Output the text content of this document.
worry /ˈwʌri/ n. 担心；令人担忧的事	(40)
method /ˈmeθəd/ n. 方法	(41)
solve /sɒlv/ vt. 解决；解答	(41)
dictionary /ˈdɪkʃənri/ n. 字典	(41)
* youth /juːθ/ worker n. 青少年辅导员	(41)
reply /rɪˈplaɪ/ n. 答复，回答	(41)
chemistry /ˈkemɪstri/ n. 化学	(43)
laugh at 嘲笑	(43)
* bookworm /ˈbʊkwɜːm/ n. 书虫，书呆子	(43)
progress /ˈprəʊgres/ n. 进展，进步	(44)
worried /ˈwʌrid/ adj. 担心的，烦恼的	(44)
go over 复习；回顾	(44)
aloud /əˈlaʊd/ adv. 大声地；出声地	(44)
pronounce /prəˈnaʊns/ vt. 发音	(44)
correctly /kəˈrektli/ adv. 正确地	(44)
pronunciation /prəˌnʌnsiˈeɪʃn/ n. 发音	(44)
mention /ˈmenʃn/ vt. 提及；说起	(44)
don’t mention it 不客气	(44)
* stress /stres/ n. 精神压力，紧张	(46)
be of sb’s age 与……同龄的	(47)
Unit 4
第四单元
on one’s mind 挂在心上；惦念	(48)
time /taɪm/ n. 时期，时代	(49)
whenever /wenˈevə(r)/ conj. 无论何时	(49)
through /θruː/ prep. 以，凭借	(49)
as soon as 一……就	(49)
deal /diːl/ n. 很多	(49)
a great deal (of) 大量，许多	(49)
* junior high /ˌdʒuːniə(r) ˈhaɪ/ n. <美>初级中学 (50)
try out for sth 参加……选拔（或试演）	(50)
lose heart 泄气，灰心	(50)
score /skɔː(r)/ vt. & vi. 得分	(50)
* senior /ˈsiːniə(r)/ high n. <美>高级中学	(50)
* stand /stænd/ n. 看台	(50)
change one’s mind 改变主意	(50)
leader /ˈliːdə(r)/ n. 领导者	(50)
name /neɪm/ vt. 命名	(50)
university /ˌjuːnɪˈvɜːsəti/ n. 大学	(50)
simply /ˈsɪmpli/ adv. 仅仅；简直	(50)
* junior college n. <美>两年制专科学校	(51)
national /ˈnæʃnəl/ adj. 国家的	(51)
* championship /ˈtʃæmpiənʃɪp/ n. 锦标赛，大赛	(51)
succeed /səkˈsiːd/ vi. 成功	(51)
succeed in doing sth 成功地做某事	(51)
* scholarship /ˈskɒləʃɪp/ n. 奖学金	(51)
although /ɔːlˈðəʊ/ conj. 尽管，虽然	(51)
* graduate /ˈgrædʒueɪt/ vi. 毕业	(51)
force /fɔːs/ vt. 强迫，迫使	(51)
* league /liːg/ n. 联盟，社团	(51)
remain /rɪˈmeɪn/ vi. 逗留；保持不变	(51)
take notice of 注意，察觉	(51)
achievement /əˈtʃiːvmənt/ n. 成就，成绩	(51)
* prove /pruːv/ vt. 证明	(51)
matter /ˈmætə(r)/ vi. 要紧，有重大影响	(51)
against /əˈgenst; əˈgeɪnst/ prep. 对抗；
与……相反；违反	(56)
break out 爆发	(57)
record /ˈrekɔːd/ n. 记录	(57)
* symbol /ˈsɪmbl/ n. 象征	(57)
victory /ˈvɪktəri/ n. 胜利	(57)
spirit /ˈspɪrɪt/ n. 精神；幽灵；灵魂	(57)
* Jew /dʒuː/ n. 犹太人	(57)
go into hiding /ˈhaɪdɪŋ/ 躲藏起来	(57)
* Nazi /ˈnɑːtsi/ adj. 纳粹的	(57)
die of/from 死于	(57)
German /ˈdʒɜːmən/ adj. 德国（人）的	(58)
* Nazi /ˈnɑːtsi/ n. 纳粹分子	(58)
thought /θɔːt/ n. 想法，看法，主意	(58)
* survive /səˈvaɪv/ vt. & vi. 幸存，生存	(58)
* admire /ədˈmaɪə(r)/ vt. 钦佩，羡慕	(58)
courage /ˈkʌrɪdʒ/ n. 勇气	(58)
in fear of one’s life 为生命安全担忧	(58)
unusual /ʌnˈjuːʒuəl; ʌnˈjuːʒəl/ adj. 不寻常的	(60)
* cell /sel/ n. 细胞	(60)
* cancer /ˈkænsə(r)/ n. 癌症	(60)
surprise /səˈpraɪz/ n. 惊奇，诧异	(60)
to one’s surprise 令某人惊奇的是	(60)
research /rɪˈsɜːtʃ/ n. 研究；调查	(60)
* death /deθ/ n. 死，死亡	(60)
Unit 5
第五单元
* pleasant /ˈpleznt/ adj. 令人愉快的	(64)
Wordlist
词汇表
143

# Work instructions:
Retype the material in full, character for character.

# Solution to the problem:
Output the text content of this document.
worry /ˈwʌri/ n. 担心；令人担忧的事	(40)
method /ˈmeθəd/ n. 方法	(41)
solve /sɒlv/ vt. 解决；解答	(41)
dictionary /ˈdɪkʃənri/ n. 字典	(41)
* youth /juːθ/ worker n. 青少年辅导员	(41)
reply /rɪˈplaɪ/ n. 答复，回答	(41)
chemistry /ˈkemɪstri/ n. 化学	(43)
laugh at 嘲笑	(43)
* bookworm /ˈbʊkwɜːm/ n. 书虫，书呆子	(43)
progress /ˈprəʊgres/ n. 进展，进步	(44)
worried /ˈwʌrid/ adj. 担心的，烦恼的	(44)
go over 复习；回顾	(44)
aloud /əˈlaʊd/ adv. 大声地；出声地	(44)
pronounce /prəˈnaʊns/ vt. 发音	(44)
correctly /kəˈrektli/ adv. 正确地	(44)
pronunciation /prəˌnʌnsiˈeɪʃn/ n. 发音	(44)
mention /ˈmenʃn/ vt. 提及；说起	(44)
don’t mention it 不客气	(44)
* stress /stres/ n. 精神压力，紧张	(46)
be of sb’s age 与……同龄的	(47)
Unit 4
第四单元
on one’s mind 挂在心上；惦念	(48)
time /taɪm/ n. 时期，时代	(49)
whenever /wenˈevə(r)/ conj. 无论何时	(49)
through /θruː/ prep. 以，凭借	(49)
as soon as 一……就	(49)
deal /diːl/ n. 很多	(49)
a great deal (of) 大量，许多	(49)
* junior high /ˌdʒuːniə(r) ˈhaɪ/ n. <美>初级中学 (50)
try out for sth 参加……选拔（或试演）	(50)
lose heart 泄气，灰心	(50)
score /skɔː(r)/ vt. & vi. 得分	(50)
* senior /ˈsiːniə(r)/ high n. <美>高级中学	(50)
* stand /stænd/ n. 看台	(50)
change one’s mind 改变主意	(50)
leader /ˈliːdə(r)/ n. 领导者	(50)
name /neɪm/ vt. 命名	(50)
university /ˌjuːnɪˈvɜːsəti/ n. 大学	(50)
simply /ˈsɪmpli/ adv. 仅仅；简直	(50)
* junior college n. <美>两年制专科学校	(51)
national /ˈnæʃnəl/ adj. 国家的	(51)
* championship /ˈtʃæmpiənʃɪp/ n. 锦标赛，大赛	(51)
succeed /səkˈsiːd/ vi. 成功	(51)
succeed in doing sth 成功地做某事	(51)
* scholarship /ˈskɒləʃɪp/ n. 奖学金	(51)
although /ɔːlˈðəʊ/ conj. 尽管，虽然	(51)
* graduate /ˈgrædʒueɪt/ vi. 毕业	(51)
force /fɔːs/ vt. 强迫，迫使	(51)
* league /liːg/ n. 联盟，社团	(51)
remain /rɪˈmeɪn/ vi. 逗留；保持不变	(51)
take notice of 注意，察觉	(51)
achievement /əˈtʃiːvmənt/ n. 成就，成绩	(51)
* prove /pruːv/ vt. 证明	(51)
matter /ˈmætə(r)/ vi. 要紧，有重大影响	(51)
against /əˈgenst; əˈgeɪnst/ prep. 对抗；
与……相反；违反	(56)
break out 爆发	(57)
record /ˈrekɔːd/ n. 记录	(57)
* symbol /ˈsɪmbl/ n. 象征	(57)
victory /ˈvɪktəri/ n. 胜利	(57)
spirit /ˈspɪrɪt/ n. 精神；幽灵；灵魂	(57)
* Jew /dʒuː/ n. 犹太人	(57)
go into hiding /ˈhaɪdɪŋ/ 躲藏起来	(57)
* Nazi /ˈnɑːtsi/ adj. 纳粹的	(57)
die of/from 死于	(57)
German /ˈdʒɜːmən/ adj. 德国（人）的	(58)
* Nazi /ˈnɑːtsi/ n. 纳粹分子	(58)
thought /θɔːt/ n. 想法，看法，主意	(58)
* survive /səˈvaɪv/ vt. & vi. 幸存，生存	(58)
* admire /ədˈmaɪə(r)/ vt. 钦佩，羡慕	(58)
courage /ˈkʌrɪdʒ/ n. 勇气	(58)
in fear of one’s life 为生命安全担忧	(58)
unusual /ʌnˈjuːʒuəl; ʌnˈjuːʒəl/ adj. 不寻常的	(60)
* cell /sel/ n. 细胞	(60)
* cancer /ˈkænsə(r)/ n. 癌症	(60)
surprise /səˈpraɪz/ n. 惊奇，诧异	(60)
to one’s surprise 令某人惊奇的是	(60)
research /rɪˈsɜːtʃ/ n. 研究；调查	(60)
* death /deθ/ n. 死，死亡	(60)
Unit 5
第五单元
* pleasant /ˈpleznt/ adj. 令人愉快的	(64)
Wordlist
词汇表
143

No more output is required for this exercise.